Each record is to be printed again precisely as it reads.

### Rows
********

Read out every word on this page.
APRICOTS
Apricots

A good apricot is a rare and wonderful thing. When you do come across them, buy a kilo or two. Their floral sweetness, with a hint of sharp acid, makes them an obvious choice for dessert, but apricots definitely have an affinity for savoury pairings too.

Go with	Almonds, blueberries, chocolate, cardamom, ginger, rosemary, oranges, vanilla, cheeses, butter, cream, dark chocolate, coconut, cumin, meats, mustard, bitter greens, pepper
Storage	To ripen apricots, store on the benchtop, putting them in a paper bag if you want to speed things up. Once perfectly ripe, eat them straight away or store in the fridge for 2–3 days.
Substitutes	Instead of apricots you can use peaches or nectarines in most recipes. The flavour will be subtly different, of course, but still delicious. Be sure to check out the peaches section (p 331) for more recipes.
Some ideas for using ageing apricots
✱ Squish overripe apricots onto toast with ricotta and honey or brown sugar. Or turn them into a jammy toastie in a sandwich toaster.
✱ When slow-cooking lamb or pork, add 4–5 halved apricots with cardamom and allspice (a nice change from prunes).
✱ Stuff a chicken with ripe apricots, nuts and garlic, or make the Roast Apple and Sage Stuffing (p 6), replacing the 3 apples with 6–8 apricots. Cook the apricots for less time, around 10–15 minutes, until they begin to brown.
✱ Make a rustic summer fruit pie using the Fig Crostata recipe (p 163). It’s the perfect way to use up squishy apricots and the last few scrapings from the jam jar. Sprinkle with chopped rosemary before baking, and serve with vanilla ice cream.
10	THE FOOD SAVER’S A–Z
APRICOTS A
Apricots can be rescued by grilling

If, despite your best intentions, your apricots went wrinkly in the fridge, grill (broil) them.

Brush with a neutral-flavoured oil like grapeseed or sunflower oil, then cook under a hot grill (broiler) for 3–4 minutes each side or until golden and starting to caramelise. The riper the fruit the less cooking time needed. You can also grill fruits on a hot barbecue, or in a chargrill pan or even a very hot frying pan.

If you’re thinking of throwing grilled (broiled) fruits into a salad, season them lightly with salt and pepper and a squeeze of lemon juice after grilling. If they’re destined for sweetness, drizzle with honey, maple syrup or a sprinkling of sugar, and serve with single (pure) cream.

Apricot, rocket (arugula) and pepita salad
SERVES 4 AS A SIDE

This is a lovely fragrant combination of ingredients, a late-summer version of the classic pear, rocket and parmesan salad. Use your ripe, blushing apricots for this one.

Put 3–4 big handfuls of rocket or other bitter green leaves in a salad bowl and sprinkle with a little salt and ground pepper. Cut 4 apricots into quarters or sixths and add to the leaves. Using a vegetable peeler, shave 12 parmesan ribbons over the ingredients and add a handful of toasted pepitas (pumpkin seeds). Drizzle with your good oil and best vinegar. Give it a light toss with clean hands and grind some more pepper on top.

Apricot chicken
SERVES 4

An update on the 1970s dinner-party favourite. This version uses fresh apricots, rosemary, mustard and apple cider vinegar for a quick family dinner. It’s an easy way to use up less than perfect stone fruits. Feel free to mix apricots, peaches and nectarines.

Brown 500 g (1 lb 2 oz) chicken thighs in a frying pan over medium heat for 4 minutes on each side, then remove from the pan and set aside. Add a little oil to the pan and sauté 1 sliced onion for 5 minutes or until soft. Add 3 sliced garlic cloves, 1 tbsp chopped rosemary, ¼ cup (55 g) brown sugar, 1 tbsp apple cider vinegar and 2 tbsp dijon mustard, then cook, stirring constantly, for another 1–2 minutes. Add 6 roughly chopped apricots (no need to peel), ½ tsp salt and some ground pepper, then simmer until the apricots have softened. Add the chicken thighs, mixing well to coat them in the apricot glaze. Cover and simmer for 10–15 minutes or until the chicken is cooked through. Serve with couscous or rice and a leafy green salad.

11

********

### Exercise response
Read out every word on this page.
APRICOTS
Apricots

A good apricot is a rare and wonderful thing. When you do come across them, buy a kilo or two. Their floral sweetness, with a hint of sharp acid, makes them an obvious choice for dessert, but apricots definitely have an affinity for savoury pairings too.

Go with	Almonds, blueberries, chocolate, cardamom, ginger, rosemary, oranges, vanilla, cheeses, butter, cream, dark chocolate, coconut, cumin, meats, mustard, bitter greens, pepper
Storage	To ripen apricots, store on the benchtop, putting them in a paper bag if you want to speed things up. Once perfectly ripe, eat them straight away or store in the fridge for 2–3 days.
Substitutes	Instead of apricots you can use peaches or nectarines in most recipes. The flavour will be subtly different, of course, but still delicious. Be sure to check out the peaches section (p 331) for more recipes.
Some ideas for using ageing apricots
✱ Squish overripe apricots onto toast with ricotta and honey or brown sugar. Or turn them into a jammy toastie in a sandwich toaster.
✱ When slow-cooking lamb or pork, add 4–5 halved apricots with cardamom and allspice (a nice change from prunes).
✱ Stuff a chicken with ripe apricots, nuts and garlic, or make the Roast Apple and Sage Stuffing (p 6), replacing the 3 apples with 6–8 apricots. Cook the apricots for less time, around 10–15 minutes, until they begin to brown.
✱ Make a rustic summer fruit pie using the Fig Crostata recipe (p 163). It’s the perfect way to use up squishy apricots and the last few scrapings from the jam jar. Sprinkle with chopped rosemary before baking, and serve with vanilla ice cream.
10	THE FOOD SAVER’S A–Z
APRICOTS A
Apricots can be rescued by grilling

If, despite your best intentions, your apricots went wrinkly in the fridge, grill (broil) them.

Brush with a neutral-flavoured oil like grapeseed or sunflower oil, then cook under a hot grill (broiler) for 3–4 minutes each side or until golden and starting to caramelise. The riper the fruit the less cooking time needed. You can also grill fruits on a hot barbecue, or in a chargrill pan or even a very hot frying pan.

If you’re thinking of throwing grilled (broiled) fruits into a salad, season them lightly with salt and pepper and a squeeze of lemon juice after grilling. If they’re destined for sweetness, drizzle with honey, maple syrup or a sprinkling of sugar, and serve with single (pure) cream.

Apricot, rocket (arugula) and pepita salad
SERVES 4 AS A SIDE

This is a lovely fragrant combination of ingredients, a late-summer version of the classic pear, rocket and parmesan salad. Use your ripe, blushing apricots for this one.

Put 3–4 big handfuls of rocket or other bitter green leaves in a salad bowl and sprinkle with a little salt and ground pepper. Cut 4 apricots into quarters or sixths and add to the leaves. Using a vegetable peeler, shave 12 parmesan ribbons over the ingredients and add a handful of toasted pepitas (pumpkin seeds). Drizzle with your good oil and best vinegar. Give it a light toss with clean hands and grind some more pepper on top.

Apricot chicken
SERVES 4

An update on the 1970s dinner-party favourite. This version uses fresh apricots, rosemary, mustard and apple cider vinegar for a quick family dinner. It’s an easy way to use up less than perfect stone fruits. Feel free to mix apricots, peaches and nectarines.

Brown 500 g (1 lb 2 oz) chicken thighs in a frying pan over medium heat for 4 minutes on each side, then remove from the pan and set aside. Add a little oil to the pan and sauté 1 sliced onion for 5 minutes or until soft. Add 3 sliced garlic cloves, 1 tbsp chopped rosemary, ¼ cup (55 g) brown sugar, 1 tbsp apple cider vinegar and 2 tbsp dijon mustard, then cook, stirring constantly, for another 1–2 minutes. Add 6 roughly chopped apricots (no need to peel), ½ tsp salt and some ground pepper, then simmer until the apricots have softened. Add the chicken thighs, mixing well to coat them in the apricot glaze. Cover and simmer for 10–15 minutes or until the chicken is cooked through. Serve with couscous or rice and a leafy green salad.

11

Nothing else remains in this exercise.